Supplied entries:
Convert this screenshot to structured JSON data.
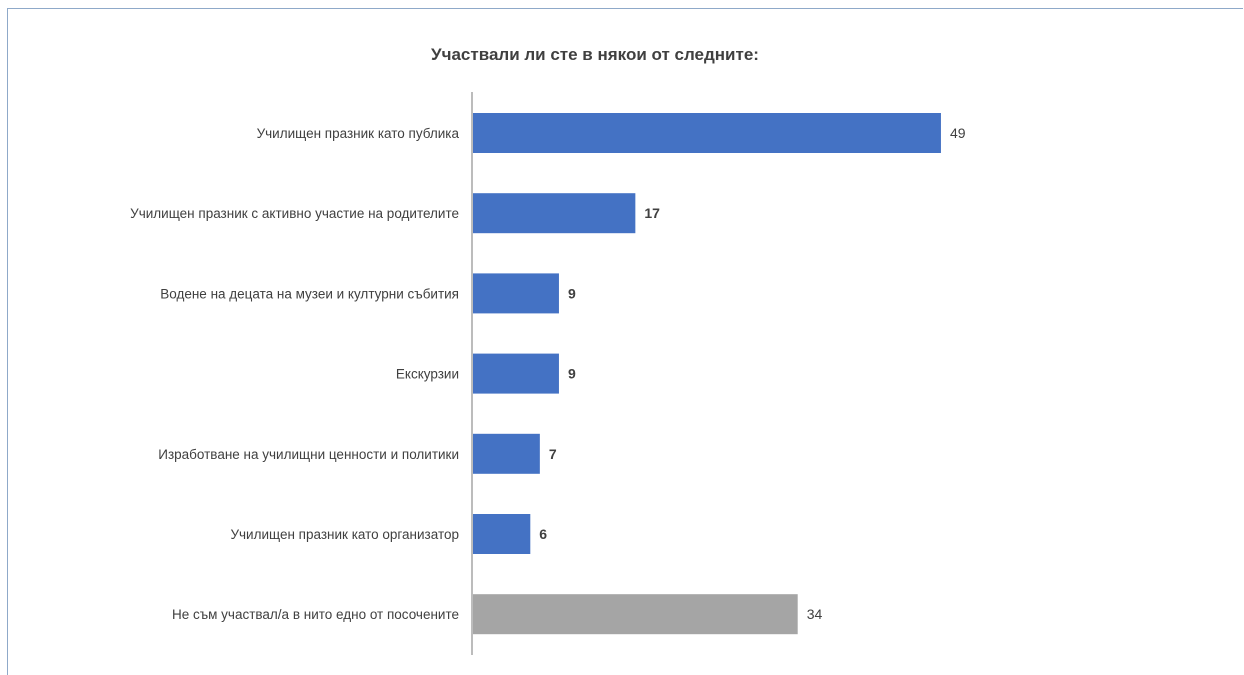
{
  "chart_data": {
    "type": "bar",
    "orientation": "horizontal",
    "title": "Участвали ли сте в някои от следните:",
    "xlabel": "",
    "ylabel": "",
    "categories": [
      "Училищен празник като публика",
      "Училищен празник с активно участие на родителите",
      "Водене на децата на музеи и културни събития",
      "Екскурзии",
      "Изработване на училищни ценности и политики",
      "Училищен празник като организатор",
      "Не съм участвал/а в нито едно от посочените"
    ],
    "values": [
      49,
      17,
      9,
      9,
      7,
      6,
      34
    ],
    "value_labels_bold": [
      false,
      true,
      true,
      true,
      true,
      true,
      false
    ],
    "bar_colors": [
      "#4472c4",
      "#4472c4",
      "#4472c4",
      "#4472c4",
      "#4472c4",
      "#4472c4",
      "#a5a5a5"
    ],
    "xlim": [
      0,
      55
    ],
    "grid": false,
    "legend": "none",
    "data_labels": true
  }
}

Exercise goal:
Without the pictures, restate each entry exactly.

Solution:
Convert this screenshot to structured JSON data.
{
  "chart_data": {
    "type": "bar",
    "orientation": "horizontal",
    "title": "Участвали ли сте в някои от следните:",
    "xlabel": "",
    "ylabel": "",
    "categories": [
      "Училищен празник като публика",
      "Училищен празник с активно участие на родителите",
      "Водене на децата на музеи и културни събития",
      "Екскурзии",
      "Изработване на училищни ценности и политики",
      "Училищен празник като организатор",
      "Не съм участвал/а в нито едно от посочените"
    ],
    "values": [
      49,
      17,
      9,
      9,
      7,
      6,
      34
    ],
    "value_labels_bold": [
      false,
      true,
      true,
      true,
      true,
      true,
      false
    ],
    "bar_colors": [
      "#4472c4",
      "#4472c4",
      "#4472c4",
      "#4472c4",
      "#4472c4",
      "#4472c4",
      "#a5a5a5"
    ],
    "xlim": [
      0,
      55
    ],
    "grid": false,
    "legend": "none",
    "data_labels": true
  }
}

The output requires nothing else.